- [Instruction]: Omit all pictures. Quote the lines from the one with "What's the underlying" through the end of the listing below, exactly as they appear.

-- BEGIN Extracted data --

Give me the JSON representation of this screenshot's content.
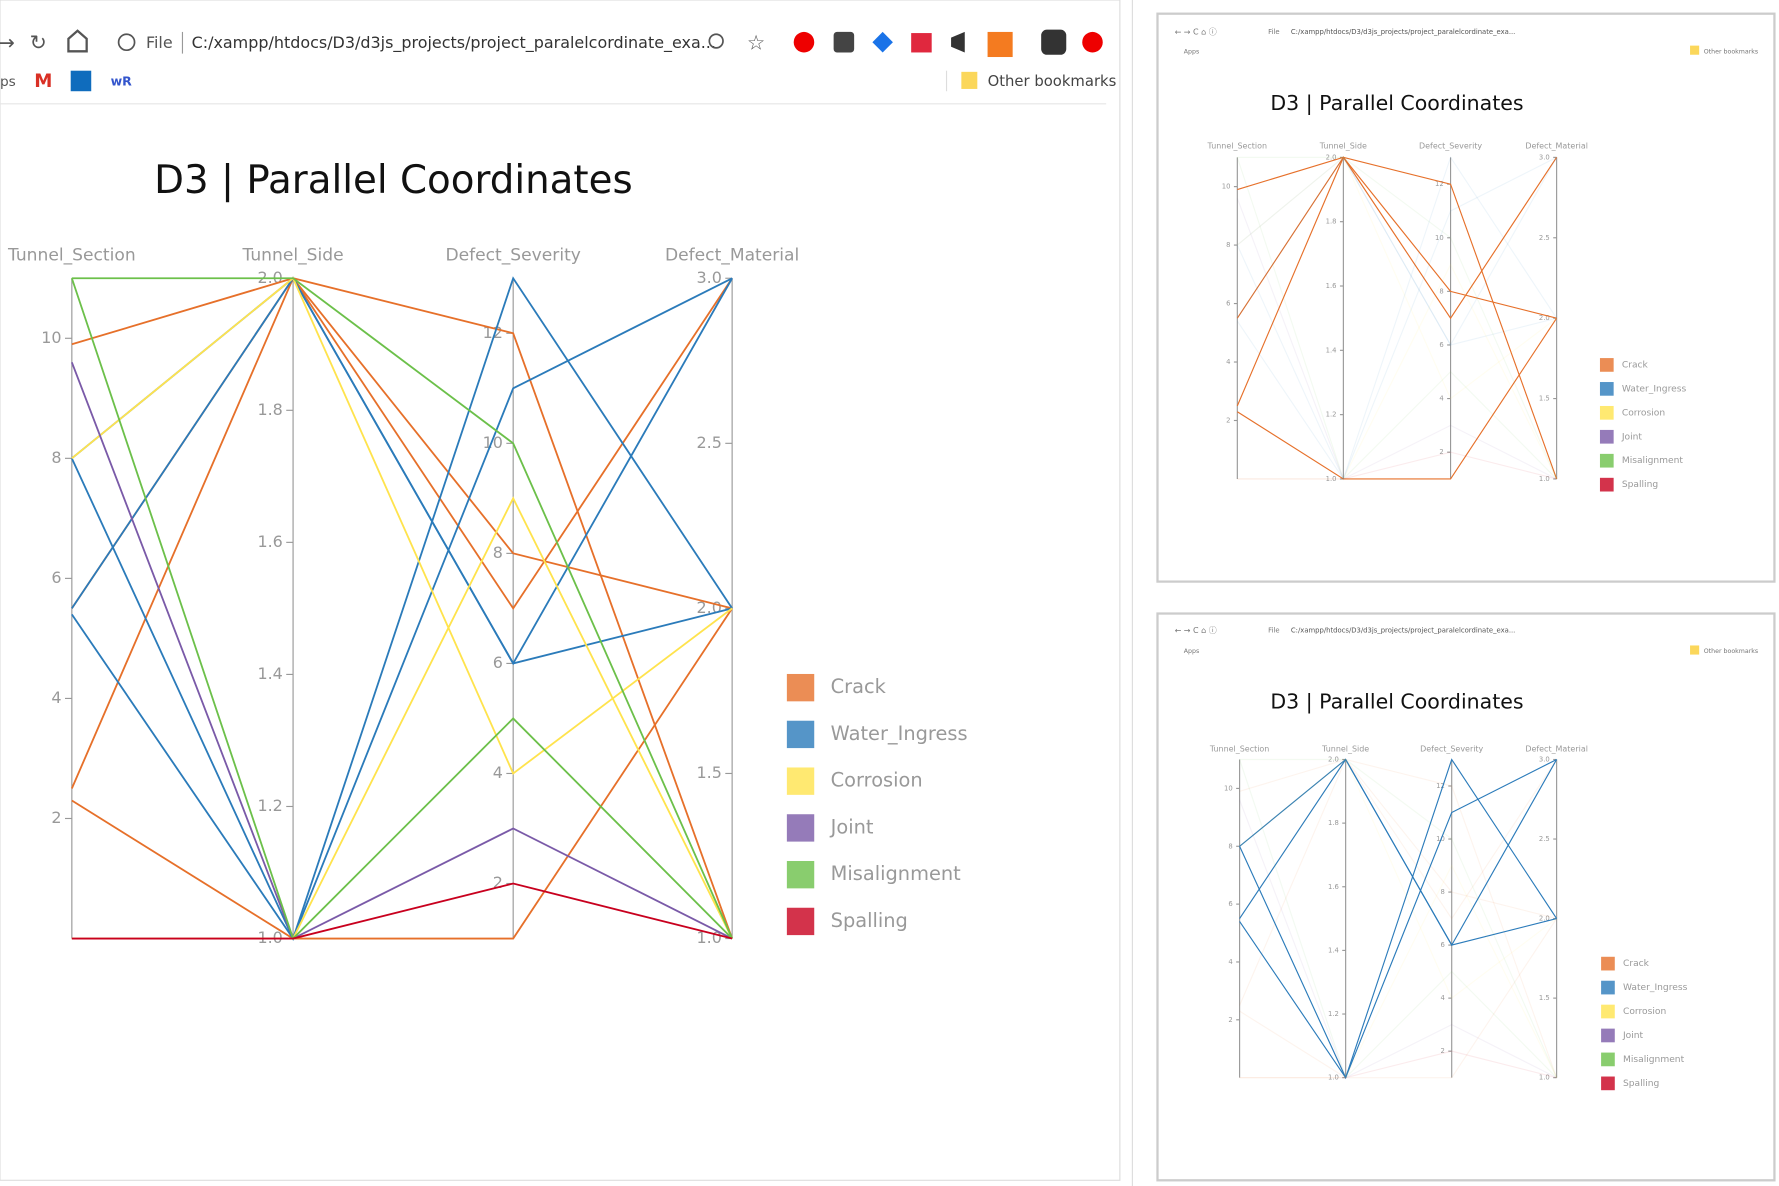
{
  "windows": [
    {
      "file": "File",
      "url": "C:/xampp/htdocs/D3/d3js_projects/project_paralelcordinate_exa...",
      "apps": "ps",
      "other_bookmarks": "Other bookmarks"
    },
    {
      "file": "File",
      "url": "C:/xampp/htdocs/D3/d3js_projects/project_paralelcordinate_exa...",
      "apps": "Apps",
      "other_bookmarks": "Other bookmarks"
    },
    {
      "file": "File",
      "url": "C:/xampp/htdocs/D3/d3js_projects/project_paralelcordinate_exa...",
      "apps": "Apps",
      "other_bookmarks": "Other bookmarks"
    }
  ],
  "chart_data": [
    {
      "type": "parallel",
      "title": "D3 | Parallel Coordinates",
      "dimensions": [
        {
          "name": "Tunnel_Section",
          "ylim": [
            0,
            11
          ],
          "yticks": [
            2,
            4,
            6,
            8,
            10
          ]
        },
        {
          "name": "Tunnel_Side",
          "ylim": [
            1,
            2
          ],
          "yticks": [
            {
              "value": 1,
              "label": "1.0"
            },
            1.2,
            1.4,
            1.6,
            1.8,
            {
              "value": 2,
              "label": "2.0"
            }
          ]
        },
        {
          "name": "Defect_Severity",
          "ylim": [
            1,
            13
          ],
          "yticks": [
            2,
            4,
            6,
            8,
            10,
            12
          ]
        },
        {
          "name": "Defect_Material",
          "ylim": [
            1,
            3
          ],
          "yticks": [
            {
              "value": 1,
              "label": "1.0"
            },
            1.5,
            {
              "value": 2,
              "label": "2.0"
            },
            2.5,
            {
              "value": 3,
              "label": "3.0"
            }
          ]
        }
      ],
      "series": [
        {
          "name": "Crack",
          "color": "#e6702a",
          "values": [
            [
              9.9,
              2,
              12,
              1
            ],
            [
              5.5,
              2,
              8,
              2
            ],
            [
              2.5,
              2,
              7,
              3
            ],
            [
              2.3,
              1,
              1,
              2
            ]
          ]
        },
        {
          "name": "Water_Ingress",
          "color": "#2b7bba",
          "values": [
            [
              8,
              1,
              13,
              2
            ],
            [
              5.4,
              1,
              11,
              3
            ],
            [
              5.5,
              2,
              6,
              3
            ],
            [
              8,
              2,
              6,
              2
            ]
          ]
        },
        {
          "name": "Corrosion",
          "color": "#ffe34d",
          "values": [
            [
              8,
              2,
              4,
              2
            ],
            [
              0,
              1,
              9,
              1
            ]
          ]
        },
        {
          "name": "Joint",
          "color": "#7a5aa8",
          "values": [
            [
              9.6,
              1,
              3,
              1
            ]
          ]
        },
        {
          "name": "Misalignment",
          "color": "#6cc04a",
          "values": [
            [
              11,
              2,
              10,
              1
            ],
            [
              11,
              1,
              5,
              1
            ]
          ]
        },
        {
          "name": "Spalling",
          "color": "#c8001e",
          "values": [
            [
              0,
              1,
              2,
              1
            ]
          ]
        }
      ]
    },
    {
      "type": "parallel",
      "title": "D3 | Parallel Coordinates",
      "highlight": "Crack",
      "dimensions": [
        {
          "name": "Tunnel_Section",
          "ylim": [
            0,
            11
          ],
          "yticks": [
            2,
            4,
            6,
            8,
            10
          ]
        },
        {
          "name": "Tunnel_Side",
          "ylim": [
            1,
            2
          ],
          "yticks": [
            {
              "value": 1,
              "label": "1.0"
            },
            1.2,
            1.4,
            1.6,
            1.8,
            {
              "value": 2,
              "label": "2.0"
            }
          ]
        },
        {
          "name": "Defect_Severity",
          "ylim": [
            1,
            13
          ],
          "yticks": [
            2,
            4,
            6,
            8,
            10,
            12
          ]
        },
        {
          "name": "Defect_Material",
          "ylim": [
            1,
            3
          ],
          "yticks": [
            {
              "value": 1,
              "label": "1.0"
            },
            1.5,
            {
              "value": 2,
              "label": "2.0"
            },
            2.5,
            {
              "value": 3,
              "label": "3.0"
            }
          ]
        }
      ],
      "series": [
        {
          "name": "Crack",
          "color": "#e6702a",
          "values": [
            [
              9.9,
              2,
              12,
              1
            ],
            [
              5.5,
              2,
              8,
              2
            ],
            [
              2.5,
              2,
              7,
              3
            ],
            [
              2.3,
              1,
              1,
              2
            ]
          ]
        },
        {
          "name": "Water_Ingress",
          "color": "#2b7bba",
          "values": [
            [
              8,
              1,
              13,
              2
            ],
            [
              5.4,
              1,
              11,
              3
            ],
            [
              5.5,
              2,
              6,
              3
            ],
            [
              8,
              2,
              6,
              2
            ]
          ]
        },
        {
          "name": "Corrosion",
          "color": "#ffe34d",
          "values": [
            [
              8,
              2,
              4,
              2
            ],
            [
              0,
              1,
              9,
              1
            ]
          ]
        },
        {
          "name": "Joint",
          "color": "#7a5aa8",
          "values": [
            [
              9.6,
              1,
              3,
              1
            ]
          ]
        },
        {
          "name": "Misalignment",
          "color": "#6cc04a",
          "values": [
            [
              11,
              2,
              10,
              1
            ],
            [
              11,
              1,
              5,
              1
            ]
          ]
        },
        {
          "name": "Spalling",
          "color": "#c8001e",
          "values": [
            [
              0,
              1,
              2,
              1
            ]
          ]
        }
      ]
    },
    {
      "type": "parallel",
      "title": "D3 | Parallel Coordinates",
      "highlight": "Water_Ingress",
      "dimensions": [
        {
          "name": "Tunnel_Section",
          "ylim": [
            0,
            11
          ],
          "yticks": [
            2,
            4,
            6,
            8,
            10
          ]
        },
        {
          "name": "Tunnel_Side",
          "ylim": [
            1,
            2
          ],
          "yticks": [
            {
              "value": 1,
              "label": "1.0"
            },
            1.2,
            1.4,
            1.6,
            1.8,
            {
              "value": 2,
              "label": "2.0"
            }
          ]
        },
        {
          "name": "Defect_Severity",
          "ylim": [
            1,
            13
          ],
          "yticks": [
            2,
            4,
            6,
            8,
            10,
            12
          ]
        },
        {
          "name": "Defect_Material",
          "ylim": [
            1,
            3
          ],
          "yticks": [
            {
              "value": 1,
              "label": "1.0"
            },
            1.5,
            {
              "value": 2,
              "label": "2.0"
            },
            2.5,
            {
              "value": 3,
              "label": "3.0"
            }
          ]
        }
      ],
      "series": [
        {
          "name": "Crack",
          "color": "#e6702a",
          "values": [
            [
              9.9,
              2,
              12,
              1
            ],
            [
              5.5,
              2,
              8,
              2
            ],
            [
              2.5,
              2,
              7,
              3
            ],
            [
              2.3,
              1,
              1,
              2
            ]
          ]
        },
        {
          "name": "Water_Ingress",
          "color": "#2b7bba",
          "values": [
            [
              8,
              1,
              13,
              2
            ],
            [
              5.4,
              1,
              11,
              3
            ],
            [
              5.5,
              2,
              6,
              3
            ],
            [
              8,
              2,
              6,
              2
            ]
          ]
        },
        {
          "name": "Corrosion",
          "color": "#ffe34d",
          "values": [
            [
              8,
              2,
              4,
              2
            ],
            [
              0,
              1,
              9,
              1
            ]
          ]
        },
        {
          "name": "Joint",
          "color": "#7a5aa8",
          "values": [
            [
              9.6,
              1,
              3,
              1
            ]
          ]
        },
        {
          "name": "Misalignment",
          "color": "#6cc04a",
          "values": [
            [
              11,
              2,
              10,
              1
            ],
            [
              11,
              1,
              5,
              1
            ]
          ]
        },
        {
          "name": "Spalling",
          "color": "#c8001e",
          "values": [
            [
              0,
              1,
              2,
              1
            ]
          ]
        }
      ]
    }
  ]
}
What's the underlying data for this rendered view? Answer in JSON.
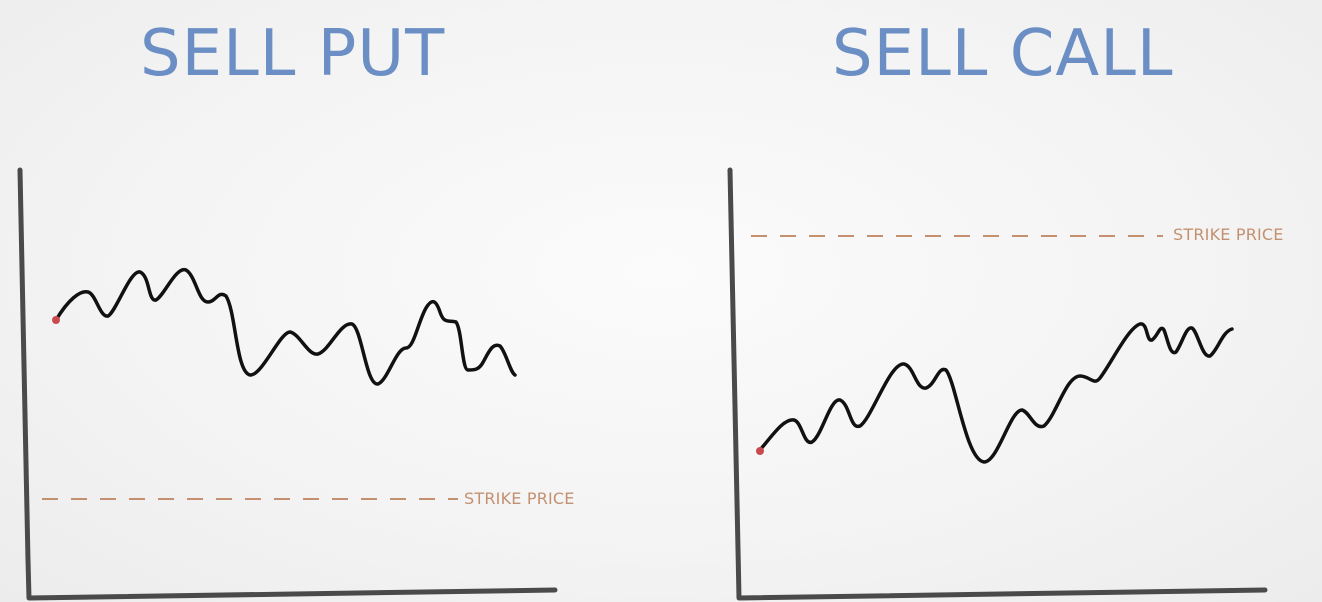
{
  "colors": {
    "title": "#6b8fc4",
    "axis": "#4a4a4a",
    "price_line": "#111111",
    "strike": "#c49070",
    "start_dot": "#c84a4f"
  },
  "panels": [
    {
      "title": "SELL PUT",
      "strike_label": "STRIKE PRICE",
      "strike_position": "below price path"
    },
    {
      "title": "SELL CALL",
      "strike_label": "STRIKE PRICE",
      "strike_position": "above price path"
    }
  ]
}
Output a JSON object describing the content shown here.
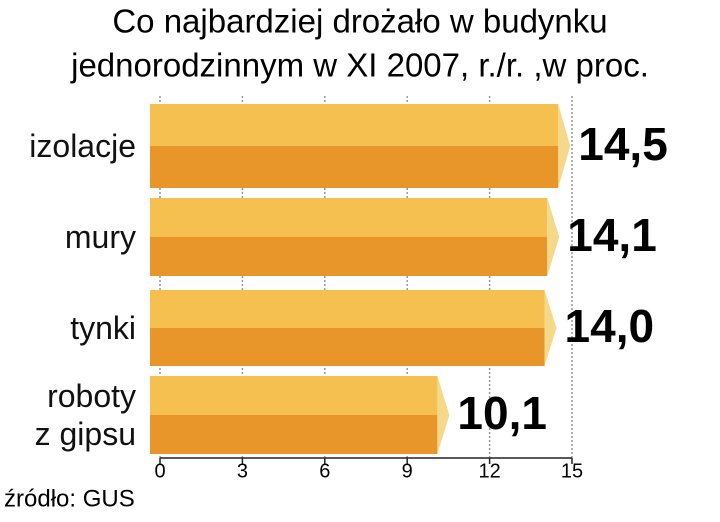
{
  "chart_data": {
    "type": "bar",
    "orientation": "horizontal",
    "title": [
      "Co najbardziej drożało w budynku",
      "jednorodzinnym w XI 2007, r./r. ,w proc."
    ],
    "categories": [
      "izolacje",
      "mury",
      "tynki",
      "roboty z gipsu"
    ],
    "values": [
      14.5,
      14.1,
      14.0,
      10.1
    ],
    "value_labels": [
      "14,5",
      "14,1",
      "14,0",
      "10,1"
    ],
    "color": "#f2b84b",
    "xlim": [
      0,
      15
    ],
    "xticks": [
      0,
      3,
      6,
      9,
      12,
      15
    ],
    "grid": true,
    "source": "źródło: GUS"
  }
}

-- END Extracted data --

- [Answer for the task]:
What's the underlying data for this rendered view? Answer in JSON.
{
  "colors": {
    "title": "#6b8fc4",
    "axis": "#4a4a4a",
    "price_line": "#111111",
    "strike": "#c49070",
    "start_dot": "#c84a4f"
  },
  "panels": [
    {
      "title": "SELL PUT",
      "strike_label": "STRIKE PRICE",
      "strike_position": "below price path"
    },
    {
      "title": "SELL CALL",
      "strike_label": "STRIKE PRICE",
      "strike_position": "above price path"
    }
  ]
}
Output a JSON object describing the content shown here.
{
  "chart_data": {
    "type": "bar",
    "orientation": "horizontal",
    "title": [
      "Co najbardziej drożało w budynku",
      "jednorodzinnym w XI 2007, r./r. ,w proc."
    ],
    "categories": [
      "izolacje",
      "mury",
      "tynki",
      "roboty z gipsu"
    ],
    "values": [
      14.5,
      14.1,
      14.0,
      10.1
    ],
    "value_labels": [
      "14,5",
      "14,1",
      "14,0",
      "10,1"
    ],
    "color": "#f2b84b",
    "xlim": [
      0,
      15
    ],
    "xticks": [
      0,
      3,
      6,
      9,
      12,
      15
    ],
    "grid": true,
    "source": "źródło: GUS"
  }
}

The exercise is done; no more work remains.